▶ WHAT YOU SHOULD DO: Copy all lines below containing "อยละ".

════════════════════

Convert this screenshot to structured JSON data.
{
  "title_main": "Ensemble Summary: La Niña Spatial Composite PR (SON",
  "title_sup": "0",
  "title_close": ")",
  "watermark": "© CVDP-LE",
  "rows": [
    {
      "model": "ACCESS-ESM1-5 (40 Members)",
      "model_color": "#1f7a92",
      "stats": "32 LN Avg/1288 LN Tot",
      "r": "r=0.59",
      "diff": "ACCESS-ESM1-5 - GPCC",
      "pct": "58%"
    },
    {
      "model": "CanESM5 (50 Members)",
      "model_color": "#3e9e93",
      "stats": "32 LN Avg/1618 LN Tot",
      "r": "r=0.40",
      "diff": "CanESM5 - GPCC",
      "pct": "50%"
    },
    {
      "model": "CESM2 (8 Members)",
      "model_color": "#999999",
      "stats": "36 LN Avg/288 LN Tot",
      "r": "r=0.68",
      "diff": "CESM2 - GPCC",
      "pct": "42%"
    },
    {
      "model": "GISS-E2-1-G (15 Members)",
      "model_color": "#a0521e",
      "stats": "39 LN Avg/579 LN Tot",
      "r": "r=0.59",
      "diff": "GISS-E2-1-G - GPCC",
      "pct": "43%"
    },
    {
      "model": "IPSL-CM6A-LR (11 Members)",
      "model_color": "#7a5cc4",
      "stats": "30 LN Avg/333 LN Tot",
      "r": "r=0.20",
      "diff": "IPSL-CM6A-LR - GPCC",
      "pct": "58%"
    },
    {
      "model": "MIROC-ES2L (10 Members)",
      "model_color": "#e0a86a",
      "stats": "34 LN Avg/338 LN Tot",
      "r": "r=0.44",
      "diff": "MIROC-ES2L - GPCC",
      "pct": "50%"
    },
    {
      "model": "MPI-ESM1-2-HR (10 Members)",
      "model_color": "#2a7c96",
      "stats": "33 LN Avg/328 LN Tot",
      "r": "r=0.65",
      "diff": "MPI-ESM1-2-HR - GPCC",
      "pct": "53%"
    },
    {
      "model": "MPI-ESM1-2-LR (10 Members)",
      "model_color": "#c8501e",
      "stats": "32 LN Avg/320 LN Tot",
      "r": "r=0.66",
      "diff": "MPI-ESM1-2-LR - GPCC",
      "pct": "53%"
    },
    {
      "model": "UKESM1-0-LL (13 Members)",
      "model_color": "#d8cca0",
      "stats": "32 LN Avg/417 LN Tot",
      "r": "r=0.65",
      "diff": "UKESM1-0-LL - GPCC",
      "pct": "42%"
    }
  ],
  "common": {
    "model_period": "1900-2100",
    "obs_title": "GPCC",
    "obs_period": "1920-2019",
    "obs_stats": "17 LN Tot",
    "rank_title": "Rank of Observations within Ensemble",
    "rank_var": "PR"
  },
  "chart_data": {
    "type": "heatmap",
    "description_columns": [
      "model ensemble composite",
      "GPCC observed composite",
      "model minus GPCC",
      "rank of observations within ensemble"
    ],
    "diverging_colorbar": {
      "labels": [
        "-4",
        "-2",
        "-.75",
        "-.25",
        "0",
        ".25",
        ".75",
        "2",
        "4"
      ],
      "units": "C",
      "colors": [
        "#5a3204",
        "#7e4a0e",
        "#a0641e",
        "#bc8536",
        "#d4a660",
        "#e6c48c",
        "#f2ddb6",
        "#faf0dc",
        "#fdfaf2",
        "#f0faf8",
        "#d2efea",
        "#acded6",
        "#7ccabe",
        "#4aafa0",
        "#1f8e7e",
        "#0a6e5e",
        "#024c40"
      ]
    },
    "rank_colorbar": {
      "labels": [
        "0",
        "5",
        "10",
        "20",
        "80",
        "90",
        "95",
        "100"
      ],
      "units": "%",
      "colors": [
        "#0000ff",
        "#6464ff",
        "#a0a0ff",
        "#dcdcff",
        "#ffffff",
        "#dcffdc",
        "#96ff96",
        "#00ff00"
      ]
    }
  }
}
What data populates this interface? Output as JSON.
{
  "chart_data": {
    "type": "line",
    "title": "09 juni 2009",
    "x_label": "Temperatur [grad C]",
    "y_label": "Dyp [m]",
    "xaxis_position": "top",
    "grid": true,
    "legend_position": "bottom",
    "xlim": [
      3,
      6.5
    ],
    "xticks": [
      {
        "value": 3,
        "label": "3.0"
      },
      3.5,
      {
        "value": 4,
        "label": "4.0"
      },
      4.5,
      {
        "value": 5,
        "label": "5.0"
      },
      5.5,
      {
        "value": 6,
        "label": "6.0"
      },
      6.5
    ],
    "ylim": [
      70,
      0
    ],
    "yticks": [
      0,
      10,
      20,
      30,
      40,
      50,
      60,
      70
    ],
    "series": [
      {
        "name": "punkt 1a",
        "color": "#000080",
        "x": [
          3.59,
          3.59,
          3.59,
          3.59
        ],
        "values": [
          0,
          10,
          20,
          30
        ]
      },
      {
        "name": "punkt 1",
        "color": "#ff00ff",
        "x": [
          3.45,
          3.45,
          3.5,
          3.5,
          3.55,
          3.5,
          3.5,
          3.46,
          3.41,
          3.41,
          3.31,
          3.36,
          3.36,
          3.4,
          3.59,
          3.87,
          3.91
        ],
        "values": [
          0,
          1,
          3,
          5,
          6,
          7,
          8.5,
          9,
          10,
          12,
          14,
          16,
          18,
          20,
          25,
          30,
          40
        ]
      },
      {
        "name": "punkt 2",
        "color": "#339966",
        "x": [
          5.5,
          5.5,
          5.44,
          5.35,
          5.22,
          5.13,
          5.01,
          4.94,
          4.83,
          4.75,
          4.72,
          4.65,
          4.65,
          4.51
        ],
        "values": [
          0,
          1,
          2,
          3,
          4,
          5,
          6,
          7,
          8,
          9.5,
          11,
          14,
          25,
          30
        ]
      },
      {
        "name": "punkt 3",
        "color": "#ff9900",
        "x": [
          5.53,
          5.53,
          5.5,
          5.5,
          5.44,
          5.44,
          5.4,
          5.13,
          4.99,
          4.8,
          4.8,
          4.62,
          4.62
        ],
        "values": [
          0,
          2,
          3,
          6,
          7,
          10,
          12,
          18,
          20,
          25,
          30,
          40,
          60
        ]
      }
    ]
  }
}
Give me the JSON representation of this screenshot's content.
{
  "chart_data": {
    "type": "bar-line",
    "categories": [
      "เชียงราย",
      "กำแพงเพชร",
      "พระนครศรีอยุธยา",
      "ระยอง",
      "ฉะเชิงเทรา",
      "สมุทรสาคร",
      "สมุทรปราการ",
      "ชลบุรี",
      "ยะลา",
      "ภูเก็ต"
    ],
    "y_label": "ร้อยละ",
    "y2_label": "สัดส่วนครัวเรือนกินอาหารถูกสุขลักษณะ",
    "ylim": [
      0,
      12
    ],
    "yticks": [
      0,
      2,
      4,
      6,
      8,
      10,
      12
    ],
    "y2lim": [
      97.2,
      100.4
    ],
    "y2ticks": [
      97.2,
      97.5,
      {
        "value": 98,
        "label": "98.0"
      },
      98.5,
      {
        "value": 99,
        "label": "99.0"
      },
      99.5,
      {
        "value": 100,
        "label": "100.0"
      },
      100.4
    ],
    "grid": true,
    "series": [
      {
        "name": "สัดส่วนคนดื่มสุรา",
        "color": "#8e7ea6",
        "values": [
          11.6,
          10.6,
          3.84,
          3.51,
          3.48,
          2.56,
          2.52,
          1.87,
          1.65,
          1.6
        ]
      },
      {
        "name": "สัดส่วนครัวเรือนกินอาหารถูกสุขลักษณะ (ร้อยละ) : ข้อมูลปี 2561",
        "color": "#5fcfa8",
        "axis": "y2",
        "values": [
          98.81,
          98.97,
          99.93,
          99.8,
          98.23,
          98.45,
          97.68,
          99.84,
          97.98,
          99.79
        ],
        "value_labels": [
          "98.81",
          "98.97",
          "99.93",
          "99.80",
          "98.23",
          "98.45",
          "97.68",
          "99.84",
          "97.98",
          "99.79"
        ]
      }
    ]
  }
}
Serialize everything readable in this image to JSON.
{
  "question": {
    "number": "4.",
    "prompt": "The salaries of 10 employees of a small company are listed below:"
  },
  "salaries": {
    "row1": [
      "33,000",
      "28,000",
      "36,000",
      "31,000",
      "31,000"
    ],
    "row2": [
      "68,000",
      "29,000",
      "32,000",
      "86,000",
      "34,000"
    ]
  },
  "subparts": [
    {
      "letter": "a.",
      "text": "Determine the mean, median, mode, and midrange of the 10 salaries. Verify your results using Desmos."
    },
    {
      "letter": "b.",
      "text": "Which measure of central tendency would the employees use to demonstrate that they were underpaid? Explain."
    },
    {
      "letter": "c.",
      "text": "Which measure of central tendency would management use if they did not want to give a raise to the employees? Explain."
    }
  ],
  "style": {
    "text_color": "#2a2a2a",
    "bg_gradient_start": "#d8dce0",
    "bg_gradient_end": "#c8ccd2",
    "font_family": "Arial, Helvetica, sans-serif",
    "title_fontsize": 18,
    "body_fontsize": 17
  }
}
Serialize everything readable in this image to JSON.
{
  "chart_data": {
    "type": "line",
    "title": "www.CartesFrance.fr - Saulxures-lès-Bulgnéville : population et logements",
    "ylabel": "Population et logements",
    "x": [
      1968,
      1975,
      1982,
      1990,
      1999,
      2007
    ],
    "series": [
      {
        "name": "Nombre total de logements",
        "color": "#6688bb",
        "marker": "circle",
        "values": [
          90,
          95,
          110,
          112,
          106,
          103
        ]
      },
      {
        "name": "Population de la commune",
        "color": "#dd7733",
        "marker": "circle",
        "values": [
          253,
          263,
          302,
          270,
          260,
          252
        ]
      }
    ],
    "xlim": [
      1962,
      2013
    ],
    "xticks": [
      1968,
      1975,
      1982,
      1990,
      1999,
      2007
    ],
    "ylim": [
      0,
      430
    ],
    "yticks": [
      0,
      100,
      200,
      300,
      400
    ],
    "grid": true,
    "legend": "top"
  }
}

════════════════════

▶ SOLUTION:
    "y_label": "ร้อยละ",
        "name": "สัดส่วนครัวเรือนกินอาหารถูกสุขลักษณะ (ร้อยละ) : ข้อมูลปี 2561",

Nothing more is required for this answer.